» Given exercise: Check every line below for the word "bold" and copy each one that has it.

————

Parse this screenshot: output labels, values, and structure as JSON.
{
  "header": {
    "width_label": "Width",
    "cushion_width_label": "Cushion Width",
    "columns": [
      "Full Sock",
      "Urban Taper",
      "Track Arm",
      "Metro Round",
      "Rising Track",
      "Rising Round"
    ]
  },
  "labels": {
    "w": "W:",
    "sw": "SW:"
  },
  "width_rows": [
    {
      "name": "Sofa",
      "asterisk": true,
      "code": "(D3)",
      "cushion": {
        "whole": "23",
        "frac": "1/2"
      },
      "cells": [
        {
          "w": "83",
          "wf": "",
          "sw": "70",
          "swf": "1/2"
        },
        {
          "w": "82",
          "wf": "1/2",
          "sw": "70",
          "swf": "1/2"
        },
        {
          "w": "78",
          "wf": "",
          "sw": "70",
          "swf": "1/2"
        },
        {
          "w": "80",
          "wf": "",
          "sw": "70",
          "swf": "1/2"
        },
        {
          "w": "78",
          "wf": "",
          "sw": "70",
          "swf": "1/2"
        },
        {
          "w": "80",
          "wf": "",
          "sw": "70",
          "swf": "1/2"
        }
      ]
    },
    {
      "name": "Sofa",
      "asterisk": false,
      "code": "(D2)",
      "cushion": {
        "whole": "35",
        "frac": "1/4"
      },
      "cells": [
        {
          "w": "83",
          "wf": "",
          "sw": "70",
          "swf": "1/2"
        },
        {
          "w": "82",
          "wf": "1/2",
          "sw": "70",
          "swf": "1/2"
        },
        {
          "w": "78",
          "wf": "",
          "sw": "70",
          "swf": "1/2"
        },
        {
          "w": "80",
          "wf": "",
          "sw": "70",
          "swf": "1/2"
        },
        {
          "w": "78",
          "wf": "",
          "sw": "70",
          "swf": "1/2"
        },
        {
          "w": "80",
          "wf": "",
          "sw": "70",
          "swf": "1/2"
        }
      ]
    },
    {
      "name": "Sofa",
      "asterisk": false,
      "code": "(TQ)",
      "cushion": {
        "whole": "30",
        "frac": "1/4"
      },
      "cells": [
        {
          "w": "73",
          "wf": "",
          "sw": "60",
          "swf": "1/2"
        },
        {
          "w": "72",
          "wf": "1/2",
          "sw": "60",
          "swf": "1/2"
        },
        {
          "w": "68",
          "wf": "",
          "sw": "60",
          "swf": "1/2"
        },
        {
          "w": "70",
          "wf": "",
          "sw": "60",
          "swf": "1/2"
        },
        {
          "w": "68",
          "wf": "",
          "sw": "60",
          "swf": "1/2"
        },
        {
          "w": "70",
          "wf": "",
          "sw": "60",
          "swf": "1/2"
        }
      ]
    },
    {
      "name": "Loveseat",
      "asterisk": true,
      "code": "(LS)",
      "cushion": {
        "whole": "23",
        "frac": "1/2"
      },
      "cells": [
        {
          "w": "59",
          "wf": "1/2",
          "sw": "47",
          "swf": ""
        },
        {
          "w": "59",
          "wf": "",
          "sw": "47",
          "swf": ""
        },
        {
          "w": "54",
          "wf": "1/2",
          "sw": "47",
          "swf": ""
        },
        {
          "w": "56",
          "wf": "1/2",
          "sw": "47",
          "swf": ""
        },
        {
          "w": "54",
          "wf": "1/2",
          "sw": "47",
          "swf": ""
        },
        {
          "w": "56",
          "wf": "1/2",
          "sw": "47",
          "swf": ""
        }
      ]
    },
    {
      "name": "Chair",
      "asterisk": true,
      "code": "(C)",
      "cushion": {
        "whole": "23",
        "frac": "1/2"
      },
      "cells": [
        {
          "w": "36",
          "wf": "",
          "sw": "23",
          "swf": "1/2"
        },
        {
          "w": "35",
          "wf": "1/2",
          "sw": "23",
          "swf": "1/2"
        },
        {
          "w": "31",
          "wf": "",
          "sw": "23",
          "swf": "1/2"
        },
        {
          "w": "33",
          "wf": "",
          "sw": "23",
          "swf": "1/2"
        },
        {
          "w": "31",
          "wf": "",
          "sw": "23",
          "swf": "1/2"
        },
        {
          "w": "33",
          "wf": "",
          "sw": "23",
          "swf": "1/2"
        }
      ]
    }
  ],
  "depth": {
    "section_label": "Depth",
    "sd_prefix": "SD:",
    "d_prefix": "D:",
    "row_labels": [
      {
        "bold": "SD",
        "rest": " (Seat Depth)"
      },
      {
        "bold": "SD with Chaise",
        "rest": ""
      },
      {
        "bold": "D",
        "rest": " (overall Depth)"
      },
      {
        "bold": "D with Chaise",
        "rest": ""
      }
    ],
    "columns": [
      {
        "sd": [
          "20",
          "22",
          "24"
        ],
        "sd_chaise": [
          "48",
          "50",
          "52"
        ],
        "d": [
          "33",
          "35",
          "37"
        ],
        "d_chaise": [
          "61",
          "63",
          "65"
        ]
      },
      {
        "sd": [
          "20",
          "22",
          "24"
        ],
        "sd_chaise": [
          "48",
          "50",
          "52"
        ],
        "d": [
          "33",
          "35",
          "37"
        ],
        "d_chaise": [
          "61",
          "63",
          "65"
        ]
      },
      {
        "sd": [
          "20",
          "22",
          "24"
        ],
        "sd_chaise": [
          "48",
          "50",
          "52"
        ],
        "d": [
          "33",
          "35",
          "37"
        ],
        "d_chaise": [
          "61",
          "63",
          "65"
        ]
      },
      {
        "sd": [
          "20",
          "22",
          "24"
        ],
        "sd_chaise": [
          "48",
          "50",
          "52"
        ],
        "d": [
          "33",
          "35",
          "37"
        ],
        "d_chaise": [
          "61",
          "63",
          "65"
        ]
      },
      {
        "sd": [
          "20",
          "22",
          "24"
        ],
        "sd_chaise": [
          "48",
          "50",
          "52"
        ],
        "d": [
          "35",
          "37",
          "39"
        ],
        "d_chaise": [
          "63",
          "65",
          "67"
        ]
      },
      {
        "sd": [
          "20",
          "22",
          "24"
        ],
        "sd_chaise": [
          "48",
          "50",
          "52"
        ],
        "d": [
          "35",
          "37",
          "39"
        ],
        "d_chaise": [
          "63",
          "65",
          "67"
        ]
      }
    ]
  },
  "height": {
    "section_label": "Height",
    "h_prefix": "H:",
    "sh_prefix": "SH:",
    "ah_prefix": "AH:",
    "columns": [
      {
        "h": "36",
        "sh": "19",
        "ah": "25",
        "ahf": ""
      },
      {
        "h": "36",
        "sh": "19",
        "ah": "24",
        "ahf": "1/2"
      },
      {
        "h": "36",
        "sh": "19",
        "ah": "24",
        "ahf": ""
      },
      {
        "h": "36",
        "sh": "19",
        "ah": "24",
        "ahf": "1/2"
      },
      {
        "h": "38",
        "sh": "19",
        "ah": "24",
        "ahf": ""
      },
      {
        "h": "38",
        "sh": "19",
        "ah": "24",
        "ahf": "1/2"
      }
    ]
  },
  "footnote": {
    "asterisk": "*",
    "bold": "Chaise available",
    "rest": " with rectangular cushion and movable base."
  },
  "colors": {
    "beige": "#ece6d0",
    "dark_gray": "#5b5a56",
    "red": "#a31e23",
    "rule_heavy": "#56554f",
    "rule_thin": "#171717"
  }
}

————

» Answer to the problem:
        "bold": "SD",
        "bold": "SD with Chaise",
        "bold": "D",
        "bold": "D with Chaise",
    "bold": "Chaise available",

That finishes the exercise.